- _Directions for this task_:
Select every line below containing the word "title".
— Start of Record extracts —
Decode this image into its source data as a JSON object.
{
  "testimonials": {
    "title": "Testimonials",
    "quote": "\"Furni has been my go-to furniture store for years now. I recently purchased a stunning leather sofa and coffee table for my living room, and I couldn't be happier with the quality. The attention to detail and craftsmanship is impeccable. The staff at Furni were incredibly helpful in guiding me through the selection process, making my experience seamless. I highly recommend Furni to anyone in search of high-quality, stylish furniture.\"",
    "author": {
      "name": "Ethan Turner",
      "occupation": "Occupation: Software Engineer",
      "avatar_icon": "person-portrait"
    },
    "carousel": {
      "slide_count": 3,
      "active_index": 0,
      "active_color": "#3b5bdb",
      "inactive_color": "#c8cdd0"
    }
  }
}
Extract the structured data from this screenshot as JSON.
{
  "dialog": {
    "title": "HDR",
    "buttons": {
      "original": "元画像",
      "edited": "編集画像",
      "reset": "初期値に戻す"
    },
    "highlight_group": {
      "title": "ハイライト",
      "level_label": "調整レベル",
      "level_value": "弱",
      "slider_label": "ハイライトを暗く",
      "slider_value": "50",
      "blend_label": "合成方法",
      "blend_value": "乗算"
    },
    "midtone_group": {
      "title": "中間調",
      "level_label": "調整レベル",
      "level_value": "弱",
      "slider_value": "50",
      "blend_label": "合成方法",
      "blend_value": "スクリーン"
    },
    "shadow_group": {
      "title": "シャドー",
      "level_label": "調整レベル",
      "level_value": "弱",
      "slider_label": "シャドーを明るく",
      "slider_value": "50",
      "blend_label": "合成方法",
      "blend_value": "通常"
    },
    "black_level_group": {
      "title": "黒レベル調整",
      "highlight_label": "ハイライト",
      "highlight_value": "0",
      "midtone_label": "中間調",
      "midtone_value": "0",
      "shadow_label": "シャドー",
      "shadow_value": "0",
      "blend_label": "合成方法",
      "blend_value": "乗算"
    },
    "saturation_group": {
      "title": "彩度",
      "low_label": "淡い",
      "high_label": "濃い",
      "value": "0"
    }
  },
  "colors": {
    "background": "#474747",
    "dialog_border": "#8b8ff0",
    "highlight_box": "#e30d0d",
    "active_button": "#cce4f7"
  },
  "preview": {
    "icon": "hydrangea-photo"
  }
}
— End of Record extracts —
- _Full response_:
    "title": "Testimonials",
    "title": "HDR",
      "title": "ハイライト",
      "title": "中間調",
      "title": "シャドー",
      "title": "黒レベル調整",
      "title": "彩度",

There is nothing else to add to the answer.